-------- TRECHO DO DOCUMENTO

A inversão axial da relação culto/cultura
Podemos afirmar ousadamente
que aqueles que não cumprem o Princípio Regulador do Culto, ou que, no afã
aparentemente louvável de diluir os elementos do culto na cultura local,
alteram suas liturgias, são não apenas idólatras e insinceros, mas também solapam
quaisquer tentativas de redenção cultural.
Ora, Kuyper já havia dito que
uma cultura pode subsistir sem a arte (o que a empobrece, evidentemente), porém
não sem a religião. Russel Kirk já atentara para o fato de que toda cultura
(como a própria etimologia aponta) provém de um cultus. Dito de outro modo, a
religião é o embrião de toda civilização, assim como o cimento que coere seus
indivíduos organicamente. Não cabe aqui explorar todos as nuances e
complexidades dessa questão – Christopher Dawson, o grande historiador
católico, já estabeleceu e explorou tais princípios em seu livro Progresso e
religião.
Destarte, se a cultura procede
de um culto, aqueles que buscam moldar seu culto segundo a cultura estão
efetivamente invertendo a ordem lógica e até mesmo antropológica da questão.
Não estamos afirmando que a liturgia é um elemento abstrato e desencarnado que
exige a supressão (impossível) de nossas tradições e costumes. Pelo contrário,
o cristianismo é encarnacional: diferentemente do islamismo, ele não suprime a
cultura “receptora”, antes, a redime. Isso é evidente ao longo de toda a
história da Igreja – a Escola de Alexandria, dada a influência mística dos
sábios que ali habitavam, praticavam uma exegese mais alegórica e
espiritualizada, ao passo que a Escola de Antioquia, na Síria, também devido às
influências, apresentava uma hermenêutica mais literalista. Até mesmo dentro de
uma mesma tradição, há diferenças cruciais; basta compararmos as igrejas
reformadas escocesas e as holandesas. Portanto, não reivindicamos a supressão
de traços culturais dentro dos cultos, todavia, protestamos resolutamente
contra a primazia da cultura sobre a liturgia.

----------------

TAREFA CURTA - No trecho sobre culto e cultura, sem o que, segundo Kuyper, uma cultura não pode subsistir? A listagem não tem papel algum aqui.

-------- DADOS FORNECIDOS

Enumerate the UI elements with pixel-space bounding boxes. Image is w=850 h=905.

----------------

RESPOSTA DA TAREFA - Sem a religião.